### WRITTEN TASK
Search the records for the word "subtitle" and pick out every line that has it.

### MATERIALS PROVIDED

- - - - -

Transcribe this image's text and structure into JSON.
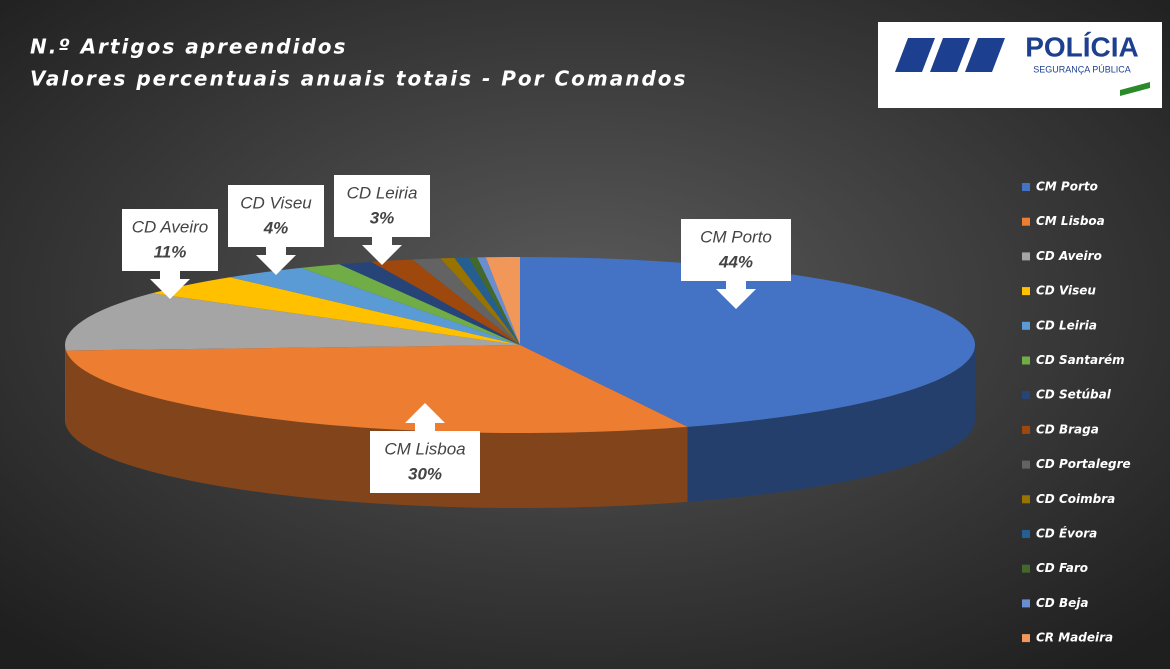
{
  "chart_data": {
    "type": "pie",
    "title": "N.º Artigos apreendidos",
    "subtitle": "Valores percentuais anuais totais - Por Comandos",
    "logo": {
      "title": "POLÍCIA",
      "subtitle": "SEGURANÇA PÚBLICA"
    },
    "categories": [
      "CM Porto",
      "CM Lisboa",
      "CD Aveiro",
      "CD Viseu",
      "CD Leiria",
      "CD Santarém",
      "CD Setúbal",
      "CD Braga",
      "CD Portalegre",
      "CD Coimbra",
      "CD Évora",
      "CD Faro",
      "CD Beja",
      "CR Madeira"
    ],
    "values": [
      44,
      30,
      11,
      4,
      3,
      1.5,
      1.2,
      1.5,
      1,
      0.5,
      0.5,
      0.3,
      0.3,
      1.2
    ],
    "value_labels": [
      "44%",
      "30%",
      "11%",
      "4%",
      "3%",
      null,
      null,
      null,
      null,
      null,
      null,
      null,
      null,
      null
    ],
    "colors": [
      "#4472c4",
      "#ed7d31",
      "#a5a5a5",
      "#ffc000",
      "#5b9bd5",
      "#70ad47",
      "#264478",
      "#9e480e",
      "#636363",
      "#997300",
      "#255e91",
      "#43682b",
      "#698ed0",
      "#f1975a"
    ],
    "legend": "right"
  }
}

- - - - -

### RESPONSE TO THIS EXERCISE
    "subtitle": "Valores percentuais anuais totais - Por Comandos",
      "subtitle": "SEGURANÇA PÚBLICA"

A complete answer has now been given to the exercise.